### 課題
枯葉に擬態した蛾の翅模様についての講演要旨を、最後の文の後から引き継いで書き進めてください。

### 本文
☆ ☆ ☆

| 要旨トップ | 日本生態学会全国大会 ESJ55 講演要旨


一般講演(ポスター発表) P3-173

枯葉に擬態した前翅をもつ蛾(Oraesia sp.)にみられる模様の揺らぎと相関構造の解析

*鈴木誉保(理研・CDB・形態進化), 山口素臣(理研・CDB・形態進化), 倉谷滋(理研・CDB・形態進化)

動物の体のデザインがどのように統合されているか(表現型の統合:Phenotypic Integration)ということは、進化・生態・形態学的に重要な課題である。こうした統合化は、生態的な戦略(Ecological Strategy)と結びついていると考えられるものの、その知見はほとんどない。今回、我々は、前翅が枯葉に擬態した蛾について、その模様要素がしめすばらつきの大きさと模様要素間の相関関係を計測したので報告したい。

☆ ☆ ☆

### 提供記録
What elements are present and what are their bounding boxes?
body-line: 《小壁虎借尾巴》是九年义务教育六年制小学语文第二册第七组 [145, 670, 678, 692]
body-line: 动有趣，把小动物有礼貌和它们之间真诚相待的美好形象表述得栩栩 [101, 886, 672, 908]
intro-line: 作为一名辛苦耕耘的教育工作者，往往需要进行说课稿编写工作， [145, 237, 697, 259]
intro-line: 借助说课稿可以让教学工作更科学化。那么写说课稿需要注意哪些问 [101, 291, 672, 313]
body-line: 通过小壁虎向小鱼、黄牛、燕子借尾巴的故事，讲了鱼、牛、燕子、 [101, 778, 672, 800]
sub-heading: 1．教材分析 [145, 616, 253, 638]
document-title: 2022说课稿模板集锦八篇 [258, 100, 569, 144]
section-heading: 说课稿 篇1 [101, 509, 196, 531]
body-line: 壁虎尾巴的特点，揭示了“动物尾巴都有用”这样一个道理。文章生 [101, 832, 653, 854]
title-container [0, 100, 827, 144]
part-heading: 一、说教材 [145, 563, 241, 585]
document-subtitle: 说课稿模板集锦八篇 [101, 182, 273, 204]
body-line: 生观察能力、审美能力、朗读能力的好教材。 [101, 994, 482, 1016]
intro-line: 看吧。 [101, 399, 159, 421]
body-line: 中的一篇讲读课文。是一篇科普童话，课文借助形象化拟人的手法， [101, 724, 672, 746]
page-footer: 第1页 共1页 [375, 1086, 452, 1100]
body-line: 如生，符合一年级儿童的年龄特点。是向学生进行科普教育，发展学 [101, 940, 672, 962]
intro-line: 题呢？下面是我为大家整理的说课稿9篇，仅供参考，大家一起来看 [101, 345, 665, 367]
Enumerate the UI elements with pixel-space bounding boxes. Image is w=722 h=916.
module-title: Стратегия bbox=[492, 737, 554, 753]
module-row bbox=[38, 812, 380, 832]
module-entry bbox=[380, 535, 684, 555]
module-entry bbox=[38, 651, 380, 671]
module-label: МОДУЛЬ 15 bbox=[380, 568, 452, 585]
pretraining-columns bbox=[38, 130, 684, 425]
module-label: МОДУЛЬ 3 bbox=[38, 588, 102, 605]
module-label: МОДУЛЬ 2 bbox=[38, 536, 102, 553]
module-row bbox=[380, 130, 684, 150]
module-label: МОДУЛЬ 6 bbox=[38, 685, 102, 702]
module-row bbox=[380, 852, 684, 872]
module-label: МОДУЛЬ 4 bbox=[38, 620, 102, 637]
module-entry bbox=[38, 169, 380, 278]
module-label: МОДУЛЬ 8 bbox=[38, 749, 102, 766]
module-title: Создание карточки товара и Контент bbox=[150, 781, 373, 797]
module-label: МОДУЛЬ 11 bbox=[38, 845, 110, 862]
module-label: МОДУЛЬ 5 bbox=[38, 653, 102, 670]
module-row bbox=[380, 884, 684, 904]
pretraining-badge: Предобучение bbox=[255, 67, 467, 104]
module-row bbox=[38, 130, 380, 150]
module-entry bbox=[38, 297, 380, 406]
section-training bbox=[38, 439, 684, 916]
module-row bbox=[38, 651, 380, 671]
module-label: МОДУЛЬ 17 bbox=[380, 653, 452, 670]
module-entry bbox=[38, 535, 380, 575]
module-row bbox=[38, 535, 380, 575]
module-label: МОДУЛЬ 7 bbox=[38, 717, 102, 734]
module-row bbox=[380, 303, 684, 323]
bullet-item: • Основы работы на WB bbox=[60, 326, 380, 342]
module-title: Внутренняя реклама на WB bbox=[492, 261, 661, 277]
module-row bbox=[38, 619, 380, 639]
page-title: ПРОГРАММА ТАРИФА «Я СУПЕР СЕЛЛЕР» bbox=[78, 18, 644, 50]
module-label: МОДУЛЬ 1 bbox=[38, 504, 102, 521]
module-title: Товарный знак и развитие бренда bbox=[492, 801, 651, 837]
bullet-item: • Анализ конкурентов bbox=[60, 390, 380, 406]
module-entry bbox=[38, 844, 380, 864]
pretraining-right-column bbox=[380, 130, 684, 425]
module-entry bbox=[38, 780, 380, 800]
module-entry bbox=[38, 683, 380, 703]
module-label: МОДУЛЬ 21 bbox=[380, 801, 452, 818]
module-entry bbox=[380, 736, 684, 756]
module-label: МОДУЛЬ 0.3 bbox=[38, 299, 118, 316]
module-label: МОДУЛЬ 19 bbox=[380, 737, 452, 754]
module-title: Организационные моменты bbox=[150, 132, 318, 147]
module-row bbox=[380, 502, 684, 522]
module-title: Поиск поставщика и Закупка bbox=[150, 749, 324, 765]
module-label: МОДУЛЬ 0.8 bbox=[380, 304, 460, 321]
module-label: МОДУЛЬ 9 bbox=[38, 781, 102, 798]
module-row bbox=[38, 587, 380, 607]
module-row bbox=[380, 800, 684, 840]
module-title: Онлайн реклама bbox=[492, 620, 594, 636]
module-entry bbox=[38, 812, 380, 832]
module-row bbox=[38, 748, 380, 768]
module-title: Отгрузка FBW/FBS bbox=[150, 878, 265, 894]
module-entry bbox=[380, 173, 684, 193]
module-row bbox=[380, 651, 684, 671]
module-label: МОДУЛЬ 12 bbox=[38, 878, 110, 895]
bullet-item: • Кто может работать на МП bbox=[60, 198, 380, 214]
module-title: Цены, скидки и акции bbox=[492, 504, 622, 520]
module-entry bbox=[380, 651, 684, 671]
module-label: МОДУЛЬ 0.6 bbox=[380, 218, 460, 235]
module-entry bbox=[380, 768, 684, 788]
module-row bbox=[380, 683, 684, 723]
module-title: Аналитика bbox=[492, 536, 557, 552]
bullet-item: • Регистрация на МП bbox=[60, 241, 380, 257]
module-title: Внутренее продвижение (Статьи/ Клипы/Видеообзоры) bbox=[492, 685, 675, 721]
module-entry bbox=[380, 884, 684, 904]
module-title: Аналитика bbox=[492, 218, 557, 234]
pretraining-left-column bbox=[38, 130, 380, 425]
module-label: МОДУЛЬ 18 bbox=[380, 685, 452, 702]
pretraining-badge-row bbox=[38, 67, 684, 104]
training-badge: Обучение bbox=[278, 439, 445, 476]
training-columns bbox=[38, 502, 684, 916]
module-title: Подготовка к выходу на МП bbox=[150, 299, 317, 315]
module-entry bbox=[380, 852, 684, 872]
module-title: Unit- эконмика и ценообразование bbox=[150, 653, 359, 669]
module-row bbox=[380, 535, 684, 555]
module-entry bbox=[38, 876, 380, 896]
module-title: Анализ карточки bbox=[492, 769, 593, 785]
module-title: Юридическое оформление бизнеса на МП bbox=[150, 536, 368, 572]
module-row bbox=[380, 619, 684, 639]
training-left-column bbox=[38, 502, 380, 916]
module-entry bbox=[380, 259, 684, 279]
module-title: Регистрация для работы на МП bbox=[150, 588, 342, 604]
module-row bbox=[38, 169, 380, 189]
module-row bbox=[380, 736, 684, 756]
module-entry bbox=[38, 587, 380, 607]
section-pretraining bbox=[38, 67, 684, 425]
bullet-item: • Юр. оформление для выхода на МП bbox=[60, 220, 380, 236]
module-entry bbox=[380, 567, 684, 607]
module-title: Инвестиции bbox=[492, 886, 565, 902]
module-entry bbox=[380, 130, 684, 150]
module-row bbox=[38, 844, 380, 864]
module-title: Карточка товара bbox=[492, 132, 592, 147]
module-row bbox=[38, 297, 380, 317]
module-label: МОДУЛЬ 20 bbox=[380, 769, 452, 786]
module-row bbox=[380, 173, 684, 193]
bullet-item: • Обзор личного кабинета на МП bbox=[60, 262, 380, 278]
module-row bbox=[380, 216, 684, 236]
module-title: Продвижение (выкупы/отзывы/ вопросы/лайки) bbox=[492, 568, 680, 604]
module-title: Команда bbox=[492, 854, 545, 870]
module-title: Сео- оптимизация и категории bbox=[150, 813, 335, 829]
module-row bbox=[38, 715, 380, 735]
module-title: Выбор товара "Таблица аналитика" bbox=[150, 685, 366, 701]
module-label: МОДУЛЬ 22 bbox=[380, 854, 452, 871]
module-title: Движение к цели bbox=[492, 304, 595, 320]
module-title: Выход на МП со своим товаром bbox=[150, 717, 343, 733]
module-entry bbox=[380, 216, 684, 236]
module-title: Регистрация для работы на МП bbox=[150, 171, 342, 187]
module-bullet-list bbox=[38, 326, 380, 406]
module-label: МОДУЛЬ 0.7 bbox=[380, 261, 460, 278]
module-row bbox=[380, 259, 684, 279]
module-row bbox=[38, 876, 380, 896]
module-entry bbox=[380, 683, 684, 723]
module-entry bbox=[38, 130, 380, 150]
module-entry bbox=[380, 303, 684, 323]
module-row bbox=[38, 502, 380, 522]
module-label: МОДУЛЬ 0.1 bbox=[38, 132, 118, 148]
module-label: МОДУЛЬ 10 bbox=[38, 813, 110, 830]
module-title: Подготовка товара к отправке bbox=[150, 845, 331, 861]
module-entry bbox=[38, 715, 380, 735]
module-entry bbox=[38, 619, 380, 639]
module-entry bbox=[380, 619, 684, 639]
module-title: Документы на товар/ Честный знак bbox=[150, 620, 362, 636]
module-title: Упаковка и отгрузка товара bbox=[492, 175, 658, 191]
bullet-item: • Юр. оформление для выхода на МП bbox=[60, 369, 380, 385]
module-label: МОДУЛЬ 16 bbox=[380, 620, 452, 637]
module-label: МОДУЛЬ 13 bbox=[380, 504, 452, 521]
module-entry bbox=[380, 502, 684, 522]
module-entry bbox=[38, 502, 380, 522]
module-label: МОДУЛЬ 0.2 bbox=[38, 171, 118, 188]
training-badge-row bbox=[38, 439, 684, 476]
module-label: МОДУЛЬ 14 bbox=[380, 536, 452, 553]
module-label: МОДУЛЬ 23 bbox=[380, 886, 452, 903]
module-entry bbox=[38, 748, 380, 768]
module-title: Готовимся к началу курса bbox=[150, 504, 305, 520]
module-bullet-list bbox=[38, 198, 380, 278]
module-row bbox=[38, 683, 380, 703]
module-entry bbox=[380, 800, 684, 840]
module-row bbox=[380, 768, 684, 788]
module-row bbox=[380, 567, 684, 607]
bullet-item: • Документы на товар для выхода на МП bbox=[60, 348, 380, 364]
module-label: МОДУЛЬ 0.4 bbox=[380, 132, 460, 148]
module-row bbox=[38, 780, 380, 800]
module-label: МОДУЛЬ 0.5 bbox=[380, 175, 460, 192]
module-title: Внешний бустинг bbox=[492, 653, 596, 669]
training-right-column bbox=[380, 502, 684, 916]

☆ ☆ ☆

### 解答
対象として、ヤガ科に属する蛾を採用した。ヤガ科はその多くが隠蔽擬態をしていることで知られた分類群であり、目的に適していると考えられた。まず、蛾の実験室内での人工飼育系の構築を試みた。昨夏・今夏と、六甲山系にて蛾を採集した後、採卵・生育・交配条件を検討し、また人工飼料の開発も試みた。結果、アカエグリバ(Oraesia excavata)について飼育方法を確立した。次に、翅全体にわたって1つ1つの鱗粉細胞が見えるレベルで画像を取得する技術を構築した。以上により、(1)季節に関わりなく、蛾を恒常的に実験に用いることができるようになった。(2)制御された環境条件下で飼育が可能になり、撹乱要因の小さな計測ができるようになった。(3)高解像度での画像取得により、形態のわずかな違いを定量的に計測できるようになった。

さらに、形態測定法(morphometrics)により、翅上の模様要素の値を算出した。枯葉を形成している模様要素では、それ以外の模様要素と比較して、10倍から100倍小さな分散値を示した。このことから、安定化淘汰(Stabilizing Selection)がかかっていることが示唆された。また、枯葉に関わる模様要素間では、大きな相関を持つことが分かった。